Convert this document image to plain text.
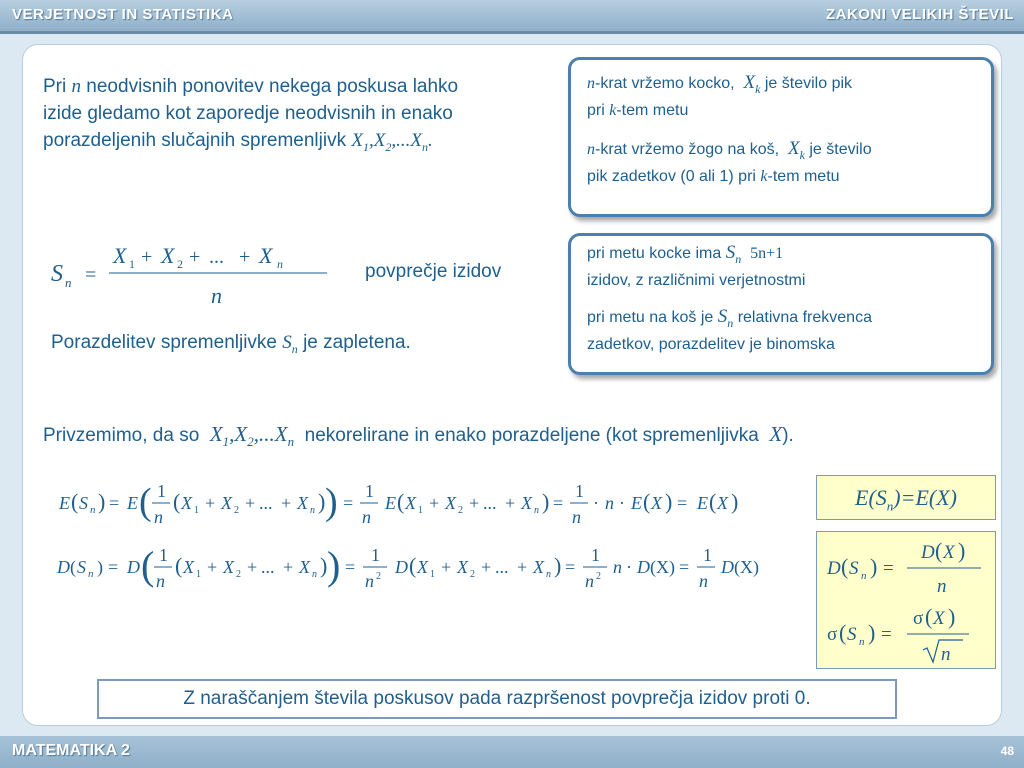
VERJETNOST IN STATISTIKA	ZAKONI VELIKIH ŠTEVIL
Pri n neodvisnih ponovitev nekega poskusa lahko
izide gledamo kot zaporedje neodvisnih in enako
porazdeljenih slučajnih spremenljivk $X_1,X_2,...X_n$.
n-krat vržemo kocko, $X_k$ je število pik
pri k-tem metu
n-krat vržemo žogo na koš, $X_k$ je število
pik zadetkov (0 ali 1) pri k-tem metu
S n =
X 1 + X 2 + ... + X n
n
povprečje izidov
pri metu kocke ima $S_n$ 5n+1
izidov, z različnimi verjetnostmi
pri metu na koš je $S_n$ relativna frekvenca
zadetkov, porazdelitev je binomska
Porazdelitev spremenljivke $S_n$ je zapletena.
Privzemimo, da so $X_1,X_2,...X_n$ nekorelirane in enako porazdeljene (kot spremenljivka X).
E ( S n ) = E ( 1
n
( X 1 + X 2 + ... + X n ) ) =
1
n
E ( X 1 + X 2 + ... + X n ) =
1
n
· n · E ( X ) = E ( X )	$E(S_n)=E(X)$
D ( S n ) = D ( 1
n
( X 1 + X 2 + ... + X n ) ) =
1
n 2 D ( X 1 + X 2 + ... + X n ) =
1
n 2 n · D (X) =
1
n
D (X)	D ( S n ) =
D ( X )
n
σ ( S n ) =
σ ( X )
n
Z naraščanjem števila poskusov pada razpršenost povprečja izidov proti 0.
MATEMATIKA 2	48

GIVEN EXERCISE:
Copy the material shown above in full and exactly. Skip the pictures.

THE RESULT:
Convert this document image to plain text.
VERJETNOST IN STATISTIKA	ZAKONI VELIKIH ŠTEVIL
Pri n neodvisnih ponovitev nekega poskusa lahko
izide gledamo kot zaporedje neodvisnih in enako
porazdeljenih slučajnih spremenljivk $X_1,X_2,...X_n$.
n-krat vržemo kocko, $X_k$ je število pik
pri k-tem metu
n-krat vržemo žogo na koš, $X_k$ je število
pik zadetkov (0 ali 1) pri k-tem metu
S n =
X 1 + X 2 + ... + X n
n
povprečje izidov
pri metu kocke ima $S_n$ 5n+1
izidov, z različnimi verjetnostmi
pri metu na koš je $S_n$ relativna frekvenca
zadetkov, porazdelitev je binomska
Porazdelitev spremenljivke $S_n$ je zapletena.
Privzemimo, da so $X_1,X_2,...X_n$ nekorelirane in enako porazdeljene (kot spremenljivka X).
E ( S n ) = E ( 1
n
( X 1 + X 2 + ... + X n ) ) =
1
n
E ( X 1 + X 2 + ... + X n ) =
1
n
· n · E ( X ) = E ( X )	$E(S_n)=E(X)$
D ( S n ) = D ( 1
n
( X 1 + X 2 + ... + X n ) ) =
1
n 2 D ( X 1 + X 2 + ... + X n ) =
1
n 2 n · D (X) =
1
n
D (X)	D ( S n ) =
D ( X )
n
σ ( S n ) =
σ ( X )
n
Z naraščanjem števila poskusov pada razpršenost povprečja izidov proti 0.
MATEMATIKA 2	48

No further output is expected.